# Entries provided:
***
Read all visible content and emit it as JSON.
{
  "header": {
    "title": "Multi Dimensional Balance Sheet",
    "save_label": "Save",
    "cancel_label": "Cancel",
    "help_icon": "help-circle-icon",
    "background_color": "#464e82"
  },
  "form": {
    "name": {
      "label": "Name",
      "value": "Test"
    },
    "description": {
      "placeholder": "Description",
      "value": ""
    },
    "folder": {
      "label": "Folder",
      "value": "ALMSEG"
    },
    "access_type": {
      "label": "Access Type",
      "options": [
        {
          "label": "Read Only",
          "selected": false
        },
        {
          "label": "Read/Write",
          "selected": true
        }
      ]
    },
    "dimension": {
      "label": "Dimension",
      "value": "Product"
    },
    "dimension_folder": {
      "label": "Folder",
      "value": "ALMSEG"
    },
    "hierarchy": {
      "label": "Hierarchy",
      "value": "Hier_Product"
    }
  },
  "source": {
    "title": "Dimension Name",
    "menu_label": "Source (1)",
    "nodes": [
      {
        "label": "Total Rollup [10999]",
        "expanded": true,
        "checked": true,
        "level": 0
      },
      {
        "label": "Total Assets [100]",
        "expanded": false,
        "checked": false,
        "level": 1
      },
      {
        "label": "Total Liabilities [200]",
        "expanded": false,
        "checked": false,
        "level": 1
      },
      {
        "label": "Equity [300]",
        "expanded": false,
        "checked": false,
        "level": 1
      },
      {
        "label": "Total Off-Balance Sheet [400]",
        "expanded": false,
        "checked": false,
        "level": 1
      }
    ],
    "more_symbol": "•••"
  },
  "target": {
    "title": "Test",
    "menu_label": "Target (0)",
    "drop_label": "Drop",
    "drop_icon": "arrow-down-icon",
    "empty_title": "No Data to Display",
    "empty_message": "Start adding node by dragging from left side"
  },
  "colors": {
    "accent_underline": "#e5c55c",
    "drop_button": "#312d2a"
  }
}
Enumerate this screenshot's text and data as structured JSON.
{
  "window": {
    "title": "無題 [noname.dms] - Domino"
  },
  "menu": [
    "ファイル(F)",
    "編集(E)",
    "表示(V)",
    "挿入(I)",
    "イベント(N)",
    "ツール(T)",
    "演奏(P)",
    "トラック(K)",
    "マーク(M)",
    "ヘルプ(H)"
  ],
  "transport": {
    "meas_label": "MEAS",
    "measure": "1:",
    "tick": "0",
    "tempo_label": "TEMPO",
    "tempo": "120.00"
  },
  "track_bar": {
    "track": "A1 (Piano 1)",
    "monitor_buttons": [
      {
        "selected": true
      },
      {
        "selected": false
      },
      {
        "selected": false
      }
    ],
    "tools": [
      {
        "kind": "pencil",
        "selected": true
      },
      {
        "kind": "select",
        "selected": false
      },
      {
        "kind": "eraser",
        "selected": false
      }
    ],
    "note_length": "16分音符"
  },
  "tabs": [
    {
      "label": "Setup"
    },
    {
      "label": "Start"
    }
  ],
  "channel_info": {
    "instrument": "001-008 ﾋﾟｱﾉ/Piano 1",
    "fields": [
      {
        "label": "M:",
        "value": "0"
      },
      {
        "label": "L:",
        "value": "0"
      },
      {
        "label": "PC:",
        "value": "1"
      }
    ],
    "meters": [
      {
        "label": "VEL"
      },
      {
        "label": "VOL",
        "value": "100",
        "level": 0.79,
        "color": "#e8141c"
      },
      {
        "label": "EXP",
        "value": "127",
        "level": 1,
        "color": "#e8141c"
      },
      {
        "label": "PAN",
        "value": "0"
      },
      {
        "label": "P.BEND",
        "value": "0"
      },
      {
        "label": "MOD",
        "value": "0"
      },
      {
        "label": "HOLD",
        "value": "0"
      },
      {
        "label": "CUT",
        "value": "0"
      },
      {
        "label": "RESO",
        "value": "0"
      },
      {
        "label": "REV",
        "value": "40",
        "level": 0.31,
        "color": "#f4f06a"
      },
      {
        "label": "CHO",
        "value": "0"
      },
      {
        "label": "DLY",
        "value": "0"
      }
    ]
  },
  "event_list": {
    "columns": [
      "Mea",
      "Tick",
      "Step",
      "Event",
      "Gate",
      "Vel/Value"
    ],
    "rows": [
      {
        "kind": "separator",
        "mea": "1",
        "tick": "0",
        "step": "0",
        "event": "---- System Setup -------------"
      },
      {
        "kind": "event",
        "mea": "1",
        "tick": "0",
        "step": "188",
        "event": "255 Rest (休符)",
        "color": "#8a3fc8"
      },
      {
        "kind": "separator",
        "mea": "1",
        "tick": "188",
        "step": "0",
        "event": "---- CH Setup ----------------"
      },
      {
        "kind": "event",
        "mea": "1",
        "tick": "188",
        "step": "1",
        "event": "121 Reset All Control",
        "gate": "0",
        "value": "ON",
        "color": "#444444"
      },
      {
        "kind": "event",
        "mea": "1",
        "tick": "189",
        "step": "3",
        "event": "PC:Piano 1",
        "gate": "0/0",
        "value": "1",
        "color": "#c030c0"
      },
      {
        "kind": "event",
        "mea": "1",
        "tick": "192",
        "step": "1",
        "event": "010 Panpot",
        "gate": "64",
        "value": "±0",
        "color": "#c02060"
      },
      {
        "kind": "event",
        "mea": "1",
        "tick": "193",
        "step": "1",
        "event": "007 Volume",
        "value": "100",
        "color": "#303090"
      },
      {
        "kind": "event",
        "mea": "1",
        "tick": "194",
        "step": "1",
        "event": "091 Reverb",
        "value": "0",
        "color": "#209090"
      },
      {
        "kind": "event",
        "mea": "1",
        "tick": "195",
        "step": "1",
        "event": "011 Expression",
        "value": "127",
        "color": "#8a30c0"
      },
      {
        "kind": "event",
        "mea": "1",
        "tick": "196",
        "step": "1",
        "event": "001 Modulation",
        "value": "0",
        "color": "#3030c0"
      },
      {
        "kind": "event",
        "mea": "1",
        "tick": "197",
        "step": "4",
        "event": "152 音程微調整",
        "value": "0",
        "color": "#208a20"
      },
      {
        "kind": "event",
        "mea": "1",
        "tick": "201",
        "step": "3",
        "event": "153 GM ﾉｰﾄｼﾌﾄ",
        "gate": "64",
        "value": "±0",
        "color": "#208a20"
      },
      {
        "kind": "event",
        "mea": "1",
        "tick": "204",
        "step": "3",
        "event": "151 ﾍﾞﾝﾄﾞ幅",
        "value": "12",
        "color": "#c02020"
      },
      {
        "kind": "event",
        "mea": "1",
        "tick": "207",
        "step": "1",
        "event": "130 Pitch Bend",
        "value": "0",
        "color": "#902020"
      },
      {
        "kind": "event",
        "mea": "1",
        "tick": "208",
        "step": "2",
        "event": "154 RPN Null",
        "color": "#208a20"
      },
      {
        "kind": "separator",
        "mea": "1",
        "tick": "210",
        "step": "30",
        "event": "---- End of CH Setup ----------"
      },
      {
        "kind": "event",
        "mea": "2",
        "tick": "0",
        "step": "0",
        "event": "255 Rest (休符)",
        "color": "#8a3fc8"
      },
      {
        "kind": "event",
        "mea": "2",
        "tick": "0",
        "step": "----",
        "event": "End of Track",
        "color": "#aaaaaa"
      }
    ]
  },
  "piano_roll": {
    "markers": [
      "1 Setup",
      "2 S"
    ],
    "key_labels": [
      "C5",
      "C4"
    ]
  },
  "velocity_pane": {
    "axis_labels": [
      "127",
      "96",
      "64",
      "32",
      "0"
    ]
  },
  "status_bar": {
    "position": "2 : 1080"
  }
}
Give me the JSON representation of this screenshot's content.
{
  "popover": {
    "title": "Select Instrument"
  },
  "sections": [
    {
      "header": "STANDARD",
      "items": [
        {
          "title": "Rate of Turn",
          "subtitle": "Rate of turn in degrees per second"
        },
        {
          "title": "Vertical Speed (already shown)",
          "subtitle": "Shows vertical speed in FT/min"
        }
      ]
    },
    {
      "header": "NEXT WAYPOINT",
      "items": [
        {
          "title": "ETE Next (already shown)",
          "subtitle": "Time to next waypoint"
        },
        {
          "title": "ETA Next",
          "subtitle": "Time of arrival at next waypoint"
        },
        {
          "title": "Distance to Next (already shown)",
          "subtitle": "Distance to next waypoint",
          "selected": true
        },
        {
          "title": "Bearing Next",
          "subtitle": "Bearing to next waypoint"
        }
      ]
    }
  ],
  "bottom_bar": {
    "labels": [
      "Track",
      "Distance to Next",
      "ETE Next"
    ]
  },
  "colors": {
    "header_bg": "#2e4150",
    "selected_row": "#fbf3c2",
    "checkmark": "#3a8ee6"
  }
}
***
# Written exercise:
Check every line for "content" and show the ones that have it.

# Exercise answer:
Read all visible content and emit it as JSON.
Give me the JSON representation of this screenshot's content.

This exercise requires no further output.